## What to do
Give back every line exactly as it appears, pictures excluded.

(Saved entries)
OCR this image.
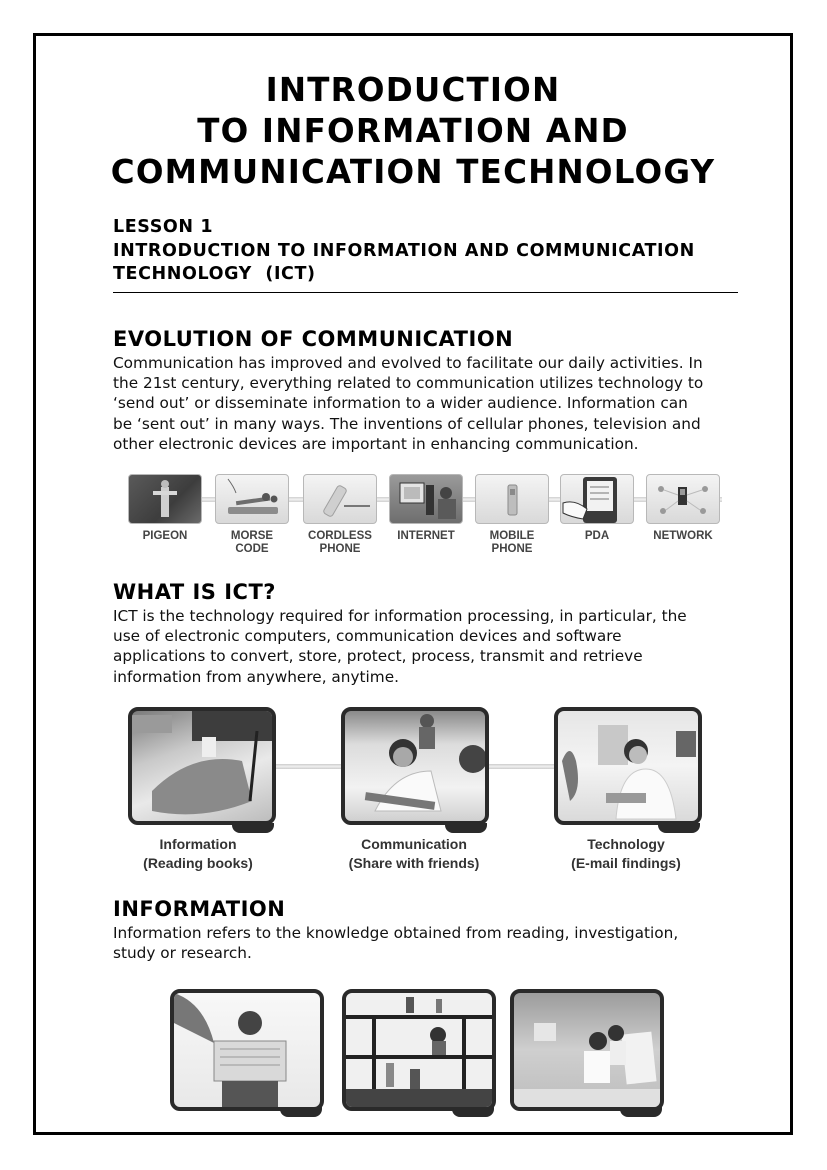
INTRODUCTION
TO INFORMATION AND
COMMUNICATION TECHNOLOGY
LESSON 1
INTRODUCTION TO INFORMATION AND COMMUNICATION
TECHNOLOGY  (ICT)
EVOLUTION OF COMMUNICATION
Communication has improved and evolved to facilitate our daily activities. In
the 21st century, everything related to communication utilizes technology to
‘send out’ or disseminate information to a wider audience. Information can
be ‘sent out’ in many ways. The inventions of cellular phones, television and
other electronic devices are important in enhancing communication.
PIGEON	MORSE
CODE
CORDLESS
PHONE
INTERNET	MOBILE
PHONE
PDA	NETWORK
WHAT IS ICT?
ICT is the technology required for information processing, in particular, the
use of electronic computers, communication devices and software
applications to convert, store, protect, process, transmit and retrieve
information from anywhere, anytime.
Information
(Reading books)
Communication
(Share with friends)
Technology
(E-mail findings)
INFORMATION
Information refers to the knowledge obtained from reading, investigation,
study or research.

## Task response
OCR this image.
INTRODUCTION
TO INFORMATION AND
COMMUNICATION TECHNOLOGY
LESSON 1
INTRODUCTION TO INFORMATION AND COMMUNICATION
TECHNOLOGY  (ICT)
EVOLUTION OF COMMUNICATION
Communication has improved and evolved to facilitate our daily activities. In
the 21st century, everything related to communication utilizes technology to
‘send out’ or disseminate information to a wider audience. Information can
be ‘sent out’ in many ways. The inventions of cellular phones, television and
other electronic devices are important in enhancing communication.
PIGEON	MORSE
CODE
CORDLESS
PHONE
INTERNET	MOBILE
PHONE
PDA	NETWORK
WHAT IS ICT?
ICT is the technology required for information processing, in particular, the
use of electronic computers, communication devices and software
applications to convert, store, protect, process, transmit and retrieve
information from anywhere, anytime.
Information
(Reading books)
Communication
(Share with friends)
Technology
(E-mail findings)
INFORMATION
Information refers to the knowledge obtained from reading, investigation,
study or research.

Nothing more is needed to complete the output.